INPUT MATERIAL »
— Begin —
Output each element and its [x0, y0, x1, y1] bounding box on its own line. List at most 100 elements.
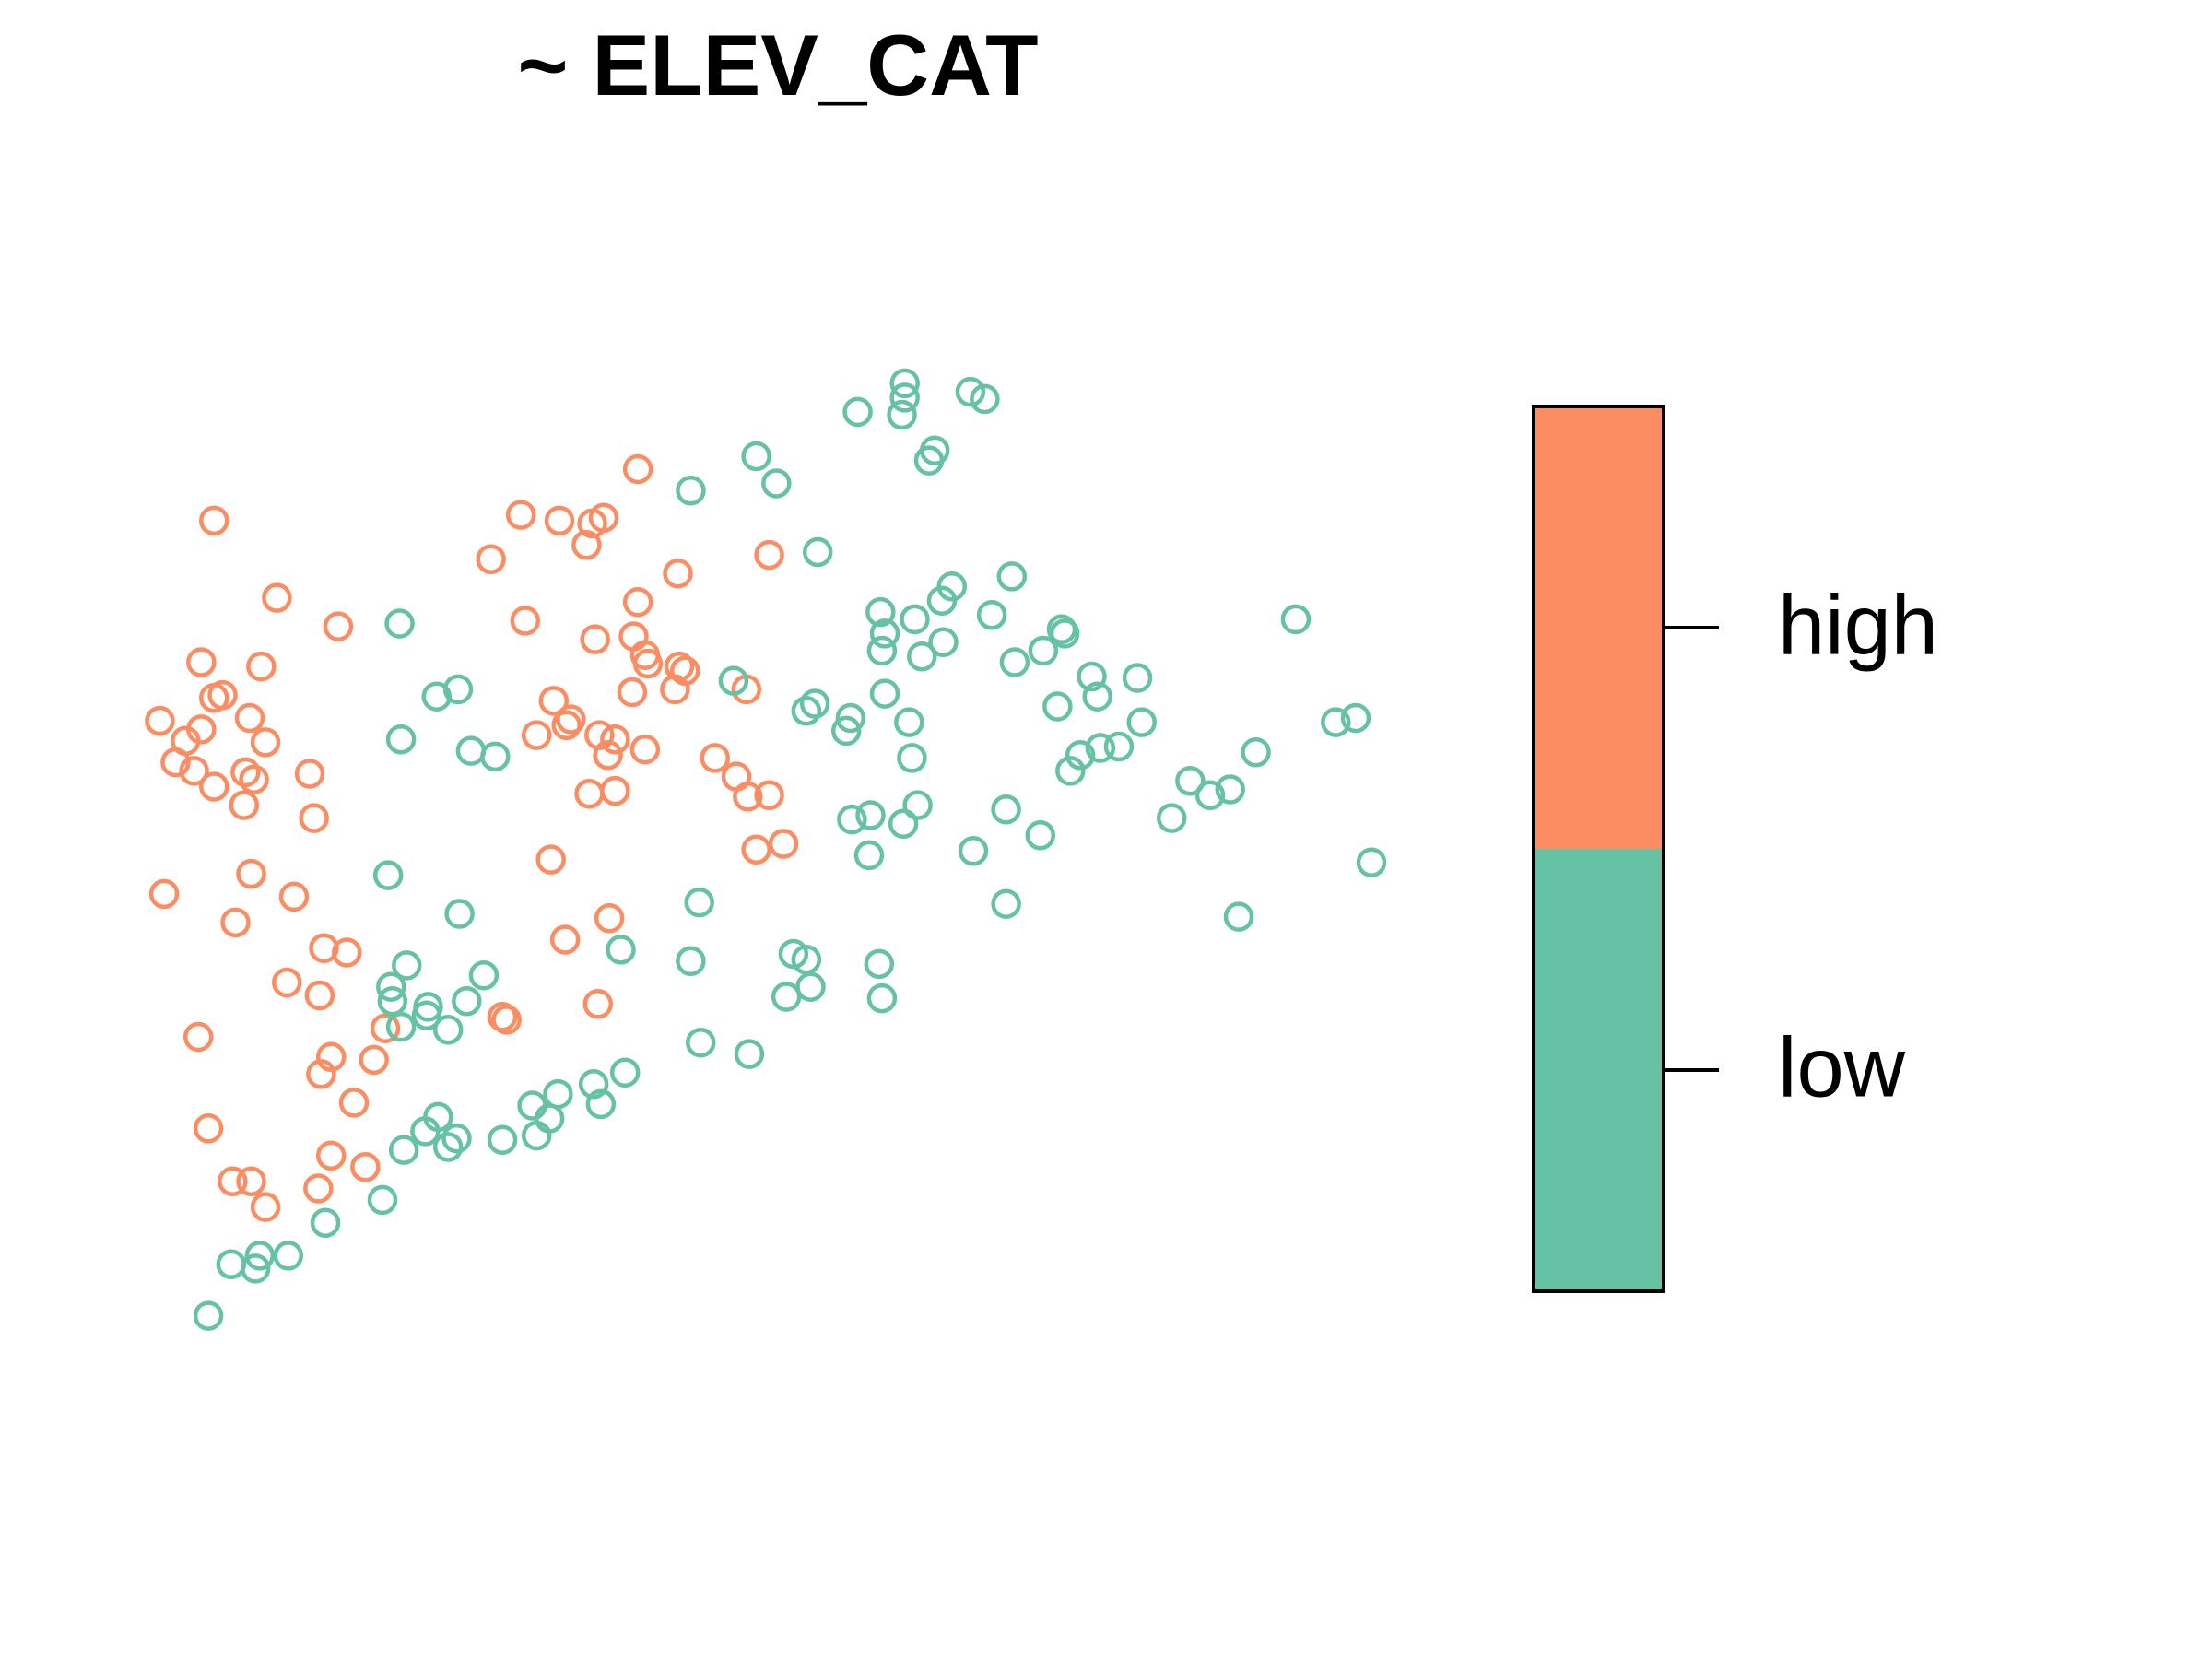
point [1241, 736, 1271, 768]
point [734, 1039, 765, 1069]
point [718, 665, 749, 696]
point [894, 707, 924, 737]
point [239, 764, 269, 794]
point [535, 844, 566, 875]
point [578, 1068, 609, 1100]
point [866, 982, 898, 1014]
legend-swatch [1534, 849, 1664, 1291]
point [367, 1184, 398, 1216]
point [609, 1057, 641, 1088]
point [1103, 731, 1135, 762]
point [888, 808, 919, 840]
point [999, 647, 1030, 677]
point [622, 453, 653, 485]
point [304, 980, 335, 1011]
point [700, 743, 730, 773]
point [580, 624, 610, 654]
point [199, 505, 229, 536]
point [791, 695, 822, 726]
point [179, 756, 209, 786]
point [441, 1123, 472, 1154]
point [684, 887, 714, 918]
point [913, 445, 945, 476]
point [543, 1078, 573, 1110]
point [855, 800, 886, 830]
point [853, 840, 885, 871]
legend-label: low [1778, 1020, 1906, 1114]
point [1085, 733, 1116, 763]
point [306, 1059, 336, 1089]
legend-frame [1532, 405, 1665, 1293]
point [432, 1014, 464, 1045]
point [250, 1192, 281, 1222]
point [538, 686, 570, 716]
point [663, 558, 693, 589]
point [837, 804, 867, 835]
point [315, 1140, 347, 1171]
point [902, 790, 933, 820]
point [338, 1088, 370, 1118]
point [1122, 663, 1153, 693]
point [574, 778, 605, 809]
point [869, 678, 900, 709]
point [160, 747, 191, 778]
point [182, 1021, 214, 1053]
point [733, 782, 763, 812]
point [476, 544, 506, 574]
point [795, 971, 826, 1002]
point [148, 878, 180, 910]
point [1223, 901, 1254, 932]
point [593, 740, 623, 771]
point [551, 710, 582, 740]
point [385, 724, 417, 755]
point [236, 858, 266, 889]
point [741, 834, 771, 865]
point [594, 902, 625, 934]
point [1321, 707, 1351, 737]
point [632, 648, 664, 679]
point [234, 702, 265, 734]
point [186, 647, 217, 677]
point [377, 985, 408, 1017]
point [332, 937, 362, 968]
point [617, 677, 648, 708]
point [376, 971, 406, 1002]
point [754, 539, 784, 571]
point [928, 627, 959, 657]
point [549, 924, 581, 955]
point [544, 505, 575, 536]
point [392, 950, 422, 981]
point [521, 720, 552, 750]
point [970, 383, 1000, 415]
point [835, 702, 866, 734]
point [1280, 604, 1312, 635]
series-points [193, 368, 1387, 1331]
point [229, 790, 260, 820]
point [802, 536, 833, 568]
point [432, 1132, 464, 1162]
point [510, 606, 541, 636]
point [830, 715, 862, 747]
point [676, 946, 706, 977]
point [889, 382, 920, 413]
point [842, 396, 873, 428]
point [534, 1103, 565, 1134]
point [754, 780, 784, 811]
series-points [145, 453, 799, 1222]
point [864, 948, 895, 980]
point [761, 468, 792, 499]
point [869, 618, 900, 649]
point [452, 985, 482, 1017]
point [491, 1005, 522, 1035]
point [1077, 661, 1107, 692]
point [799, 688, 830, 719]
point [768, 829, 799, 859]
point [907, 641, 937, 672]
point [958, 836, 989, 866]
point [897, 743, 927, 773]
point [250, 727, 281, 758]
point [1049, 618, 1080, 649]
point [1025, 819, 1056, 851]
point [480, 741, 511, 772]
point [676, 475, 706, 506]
— End —
— Begin —
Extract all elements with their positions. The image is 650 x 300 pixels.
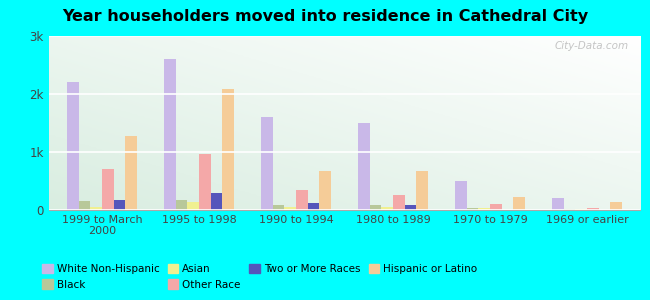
— End —
REQUEST » Turn the lines above, from the line holding "Output each element" through the line holding "point [1122, 663, 1153, 693]", both included, into a Markdown table with columns named Row and Entry, where Row gives the row number and Entry gives the line, skipping blank lines. Leave the pictures out of the table.

RESULT OF THIS TASK »
| Row | Entry |
|---|---|
| 1 | Output each element and its [x0, y0, x1, y1] bounding box on its own line. List at most 100 elements. |
| 2 | point [1241, 736, 1271, 768] |
| 3 | point [734, 1039, 765, 1069] |
| 4 | point [718, 665, 749, 696] |
| 5 | point [894, 707, 924, 737] |
| 6 | point [239, 764, 269, 794] |
| 7 | point [535, 844, 566, 875] |
| 8 | point [578, 1068, 609, 1100] |
| 9 | point [866, 982, 898, 1014] |
| 10 | legend-swatch [1534, 849, 1664, 1291] |
| 11 | point [367, 1184, 398, 1216] |
| 12 | point [609, 1057, 641, 1088] |
| 13 | point [1103, 731, 1135, 762] |
| 14 | point [888, 808, 919, 840] |
| 15 | point [999, 647, 1030, 677] |
| 16 | point [622, 453, 653, 485] |
| 17 | point [304, 980, 335, 1011] |
| 18 | point [700, 743, 730, 773] |
| 19 | point [580, 624, 610, 654] |
| 20 | point [199, 505, 229, 536] |
| 21 | point [791, 695, 822, 726] |
| 22 | point [179, 756, 209, 786] |
| 23 | point [441, 1123, 472, 1154] |
| 24 | point [684, 887, 714, 918] |
| 25 | point [913, 445, 945, 476] |
| 26 | point [543, 1078, 573, 1110] |
| 27 | point [855, 800, 886, 830] |
| 28 | point [853, 840, 885, 871] |
| 29 | legend-label: low [1778, 1020, 1906, 1114] |
| 30 | point [1085, 733, 1116, 763] |
| 31 | point [306, 1059, 336, 1089] |
| 32 | legend-frame [1532, 405, 1665, 1293] |
| 33 | point [432, 1014, 464, 1045] |
| 34 | point [250, 1192, 281, 1222] |
| 35 | point [538, 686, 570, 716] |
| 36 | point [663, 558, 693, 589] |
| 37 | point [837, 804, 867, 835] |
| 38 | point [315, 1140, 347, 1171] |
| 39 | point [902, 790, 933, 820] |
| 40 | point [338, 1088, 370, 1118] |
| 41 | point [1122, 663, 1153, 693] |